Copy out every line that contains the word "ylabel".
****
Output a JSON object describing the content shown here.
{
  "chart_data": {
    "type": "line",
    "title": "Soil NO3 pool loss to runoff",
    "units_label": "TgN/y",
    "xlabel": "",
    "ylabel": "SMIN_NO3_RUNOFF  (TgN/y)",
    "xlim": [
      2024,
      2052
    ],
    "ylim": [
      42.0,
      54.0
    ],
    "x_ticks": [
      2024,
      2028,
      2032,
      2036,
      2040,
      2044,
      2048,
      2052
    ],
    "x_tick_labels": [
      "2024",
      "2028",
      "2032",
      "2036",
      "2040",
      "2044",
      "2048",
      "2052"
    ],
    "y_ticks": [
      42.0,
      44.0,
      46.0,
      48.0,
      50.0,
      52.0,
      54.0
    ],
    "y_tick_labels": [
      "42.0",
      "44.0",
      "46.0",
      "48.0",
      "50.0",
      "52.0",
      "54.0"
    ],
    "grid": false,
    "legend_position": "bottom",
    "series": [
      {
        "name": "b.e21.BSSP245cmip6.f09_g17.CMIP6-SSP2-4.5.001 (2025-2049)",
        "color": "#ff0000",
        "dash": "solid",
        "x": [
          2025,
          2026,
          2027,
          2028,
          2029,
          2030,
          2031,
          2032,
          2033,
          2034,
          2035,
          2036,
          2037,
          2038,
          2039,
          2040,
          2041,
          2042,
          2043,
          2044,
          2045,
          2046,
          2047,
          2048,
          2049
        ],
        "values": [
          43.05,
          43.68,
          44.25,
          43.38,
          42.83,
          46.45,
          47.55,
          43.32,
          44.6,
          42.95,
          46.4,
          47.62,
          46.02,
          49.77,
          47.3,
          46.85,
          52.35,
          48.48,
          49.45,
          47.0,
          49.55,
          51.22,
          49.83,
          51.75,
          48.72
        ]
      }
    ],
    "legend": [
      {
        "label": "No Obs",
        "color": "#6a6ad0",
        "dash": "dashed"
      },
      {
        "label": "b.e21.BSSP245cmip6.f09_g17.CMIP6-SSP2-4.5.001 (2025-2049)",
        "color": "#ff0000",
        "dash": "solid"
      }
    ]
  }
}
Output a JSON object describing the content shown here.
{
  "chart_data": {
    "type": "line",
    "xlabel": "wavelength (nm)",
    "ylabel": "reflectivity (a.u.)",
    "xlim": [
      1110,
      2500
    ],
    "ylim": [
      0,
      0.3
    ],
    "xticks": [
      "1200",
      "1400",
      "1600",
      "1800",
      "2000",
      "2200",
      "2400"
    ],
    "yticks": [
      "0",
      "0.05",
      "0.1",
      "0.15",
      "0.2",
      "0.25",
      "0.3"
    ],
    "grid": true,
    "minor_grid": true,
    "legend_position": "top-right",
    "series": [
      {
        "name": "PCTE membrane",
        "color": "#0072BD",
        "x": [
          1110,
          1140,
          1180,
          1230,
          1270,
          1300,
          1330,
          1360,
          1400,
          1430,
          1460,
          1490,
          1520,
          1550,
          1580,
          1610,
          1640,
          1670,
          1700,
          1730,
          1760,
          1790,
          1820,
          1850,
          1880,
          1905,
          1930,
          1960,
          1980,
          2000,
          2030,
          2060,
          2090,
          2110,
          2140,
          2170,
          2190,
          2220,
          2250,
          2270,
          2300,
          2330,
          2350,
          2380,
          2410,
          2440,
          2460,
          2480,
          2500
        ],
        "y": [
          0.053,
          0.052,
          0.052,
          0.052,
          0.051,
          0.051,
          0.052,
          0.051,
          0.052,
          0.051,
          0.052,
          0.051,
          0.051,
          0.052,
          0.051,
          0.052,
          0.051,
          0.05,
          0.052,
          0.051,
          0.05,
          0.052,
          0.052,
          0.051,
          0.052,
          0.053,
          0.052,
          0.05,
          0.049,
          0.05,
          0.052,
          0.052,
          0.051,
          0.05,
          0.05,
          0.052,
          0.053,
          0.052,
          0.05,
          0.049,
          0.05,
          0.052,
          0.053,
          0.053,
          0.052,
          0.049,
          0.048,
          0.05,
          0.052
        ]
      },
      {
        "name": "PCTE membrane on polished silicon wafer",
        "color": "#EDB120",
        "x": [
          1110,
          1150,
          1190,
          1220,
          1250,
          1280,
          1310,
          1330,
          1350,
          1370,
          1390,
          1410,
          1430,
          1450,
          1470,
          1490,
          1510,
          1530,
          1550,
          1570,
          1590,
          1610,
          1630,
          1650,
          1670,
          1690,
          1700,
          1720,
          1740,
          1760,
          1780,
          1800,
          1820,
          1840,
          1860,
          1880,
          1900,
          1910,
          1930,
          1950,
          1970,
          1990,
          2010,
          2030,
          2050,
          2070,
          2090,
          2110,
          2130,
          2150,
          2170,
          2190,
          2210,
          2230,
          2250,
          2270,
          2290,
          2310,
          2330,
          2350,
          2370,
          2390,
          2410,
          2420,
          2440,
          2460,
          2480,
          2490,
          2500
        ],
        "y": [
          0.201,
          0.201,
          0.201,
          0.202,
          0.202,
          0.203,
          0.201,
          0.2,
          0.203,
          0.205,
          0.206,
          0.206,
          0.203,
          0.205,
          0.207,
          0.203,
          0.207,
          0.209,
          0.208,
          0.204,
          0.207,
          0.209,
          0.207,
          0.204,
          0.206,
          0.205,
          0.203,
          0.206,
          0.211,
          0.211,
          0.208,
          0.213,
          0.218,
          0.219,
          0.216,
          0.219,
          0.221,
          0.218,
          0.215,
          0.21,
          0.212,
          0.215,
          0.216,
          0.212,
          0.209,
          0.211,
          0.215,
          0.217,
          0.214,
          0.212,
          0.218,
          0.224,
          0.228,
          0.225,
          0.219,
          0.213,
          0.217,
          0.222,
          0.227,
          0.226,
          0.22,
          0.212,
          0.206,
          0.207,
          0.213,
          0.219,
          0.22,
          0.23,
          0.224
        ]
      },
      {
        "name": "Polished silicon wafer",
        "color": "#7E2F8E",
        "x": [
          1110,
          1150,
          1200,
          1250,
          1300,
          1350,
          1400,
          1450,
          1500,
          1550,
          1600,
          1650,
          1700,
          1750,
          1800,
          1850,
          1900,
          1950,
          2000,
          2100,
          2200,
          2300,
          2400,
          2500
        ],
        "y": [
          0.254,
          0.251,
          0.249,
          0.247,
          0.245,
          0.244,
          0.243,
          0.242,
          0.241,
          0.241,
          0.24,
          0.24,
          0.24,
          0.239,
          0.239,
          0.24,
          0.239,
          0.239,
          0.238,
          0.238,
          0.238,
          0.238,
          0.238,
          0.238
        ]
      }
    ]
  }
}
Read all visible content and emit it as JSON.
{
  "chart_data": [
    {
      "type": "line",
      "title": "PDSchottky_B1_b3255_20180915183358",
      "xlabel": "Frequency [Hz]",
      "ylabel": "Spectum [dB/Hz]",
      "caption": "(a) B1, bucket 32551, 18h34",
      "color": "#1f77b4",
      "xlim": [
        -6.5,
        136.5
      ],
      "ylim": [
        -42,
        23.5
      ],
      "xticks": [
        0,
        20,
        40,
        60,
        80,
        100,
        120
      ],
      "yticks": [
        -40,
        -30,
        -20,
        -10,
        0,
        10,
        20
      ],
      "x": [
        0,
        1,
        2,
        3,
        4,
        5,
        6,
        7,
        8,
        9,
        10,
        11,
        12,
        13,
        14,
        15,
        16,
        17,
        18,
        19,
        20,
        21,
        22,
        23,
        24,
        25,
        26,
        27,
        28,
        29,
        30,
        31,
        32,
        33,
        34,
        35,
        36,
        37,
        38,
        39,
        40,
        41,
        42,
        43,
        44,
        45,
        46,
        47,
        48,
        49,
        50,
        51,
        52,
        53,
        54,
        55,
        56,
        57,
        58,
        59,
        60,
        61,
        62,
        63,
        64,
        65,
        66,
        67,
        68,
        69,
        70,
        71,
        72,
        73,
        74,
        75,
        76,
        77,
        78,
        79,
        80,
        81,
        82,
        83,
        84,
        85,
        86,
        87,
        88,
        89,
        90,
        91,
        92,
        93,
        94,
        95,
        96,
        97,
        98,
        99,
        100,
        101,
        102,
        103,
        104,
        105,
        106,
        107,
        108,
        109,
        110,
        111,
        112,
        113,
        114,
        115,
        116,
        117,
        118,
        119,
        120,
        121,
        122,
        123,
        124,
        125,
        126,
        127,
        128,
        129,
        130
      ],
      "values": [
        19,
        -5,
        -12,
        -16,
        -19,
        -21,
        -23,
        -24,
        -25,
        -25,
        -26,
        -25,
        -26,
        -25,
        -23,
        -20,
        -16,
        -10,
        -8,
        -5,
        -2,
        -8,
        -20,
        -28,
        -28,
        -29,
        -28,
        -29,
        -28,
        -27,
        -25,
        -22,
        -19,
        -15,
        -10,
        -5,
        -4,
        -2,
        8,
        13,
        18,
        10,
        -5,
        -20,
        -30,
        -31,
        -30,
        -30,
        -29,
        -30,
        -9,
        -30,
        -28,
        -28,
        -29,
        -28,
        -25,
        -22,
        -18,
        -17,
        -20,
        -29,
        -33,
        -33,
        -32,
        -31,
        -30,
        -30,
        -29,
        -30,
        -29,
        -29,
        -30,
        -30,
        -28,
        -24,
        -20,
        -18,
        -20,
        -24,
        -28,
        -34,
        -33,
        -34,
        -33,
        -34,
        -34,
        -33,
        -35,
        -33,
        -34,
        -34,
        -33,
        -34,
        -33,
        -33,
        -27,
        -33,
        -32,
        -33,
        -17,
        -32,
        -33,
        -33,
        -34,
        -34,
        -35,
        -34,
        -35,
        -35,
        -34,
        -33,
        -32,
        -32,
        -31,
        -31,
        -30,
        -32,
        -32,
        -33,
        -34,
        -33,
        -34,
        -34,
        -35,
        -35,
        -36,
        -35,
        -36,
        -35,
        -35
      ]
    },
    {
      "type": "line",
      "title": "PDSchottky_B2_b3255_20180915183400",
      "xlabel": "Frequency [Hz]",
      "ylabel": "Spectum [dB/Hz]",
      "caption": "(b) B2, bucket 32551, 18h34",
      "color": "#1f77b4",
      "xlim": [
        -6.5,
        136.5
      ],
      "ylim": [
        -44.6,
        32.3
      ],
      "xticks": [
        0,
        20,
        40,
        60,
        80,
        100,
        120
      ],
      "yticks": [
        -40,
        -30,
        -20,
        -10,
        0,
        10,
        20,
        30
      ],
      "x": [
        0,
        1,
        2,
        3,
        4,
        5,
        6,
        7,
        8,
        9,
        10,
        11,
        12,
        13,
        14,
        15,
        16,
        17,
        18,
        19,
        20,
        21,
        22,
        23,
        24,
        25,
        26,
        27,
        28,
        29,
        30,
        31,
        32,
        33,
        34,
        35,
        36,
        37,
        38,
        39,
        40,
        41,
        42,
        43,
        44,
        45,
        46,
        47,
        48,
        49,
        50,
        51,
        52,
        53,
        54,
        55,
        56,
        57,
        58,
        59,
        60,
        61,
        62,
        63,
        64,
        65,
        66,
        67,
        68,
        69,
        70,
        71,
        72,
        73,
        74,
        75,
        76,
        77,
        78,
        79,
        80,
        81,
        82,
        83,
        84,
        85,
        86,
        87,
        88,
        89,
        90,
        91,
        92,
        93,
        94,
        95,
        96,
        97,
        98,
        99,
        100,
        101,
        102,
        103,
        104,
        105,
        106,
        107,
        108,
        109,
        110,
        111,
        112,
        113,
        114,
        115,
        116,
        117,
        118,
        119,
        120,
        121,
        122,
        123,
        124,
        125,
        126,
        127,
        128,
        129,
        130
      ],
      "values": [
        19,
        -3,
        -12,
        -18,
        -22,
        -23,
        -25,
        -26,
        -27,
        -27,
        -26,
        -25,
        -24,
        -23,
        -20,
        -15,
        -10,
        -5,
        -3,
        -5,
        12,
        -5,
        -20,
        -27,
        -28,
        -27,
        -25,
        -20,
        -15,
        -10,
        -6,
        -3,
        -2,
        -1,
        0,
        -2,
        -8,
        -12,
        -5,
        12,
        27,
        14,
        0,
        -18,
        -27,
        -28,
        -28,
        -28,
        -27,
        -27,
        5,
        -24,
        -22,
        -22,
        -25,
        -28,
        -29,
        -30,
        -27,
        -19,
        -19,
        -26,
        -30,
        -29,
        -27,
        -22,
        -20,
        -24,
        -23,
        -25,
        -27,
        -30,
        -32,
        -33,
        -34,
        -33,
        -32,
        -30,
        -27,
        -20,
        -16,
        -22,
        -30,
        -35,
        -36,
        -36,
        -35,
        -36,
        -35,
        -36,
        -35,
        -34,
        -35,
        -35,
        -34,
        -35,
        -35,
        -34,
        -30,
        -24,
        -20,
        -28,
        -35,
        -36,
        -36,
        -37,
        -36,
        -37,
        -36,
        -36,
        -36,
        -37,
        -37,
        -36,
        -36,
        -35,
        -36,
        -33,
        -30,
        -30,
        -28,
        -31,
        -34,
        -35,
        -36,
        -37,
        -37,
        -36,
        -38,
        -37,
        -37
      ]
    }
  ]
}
****
• _ANSWER IN FULL_:
    "ylabel": "SMIN_NO3_RUNOFF  (TgN/y)",
    "ylabel": "reflectivity (a.u.)",
      "ylabel": "Spectum [dB/Hz]",
      "ylabel": "Spectum [dB/Hz]",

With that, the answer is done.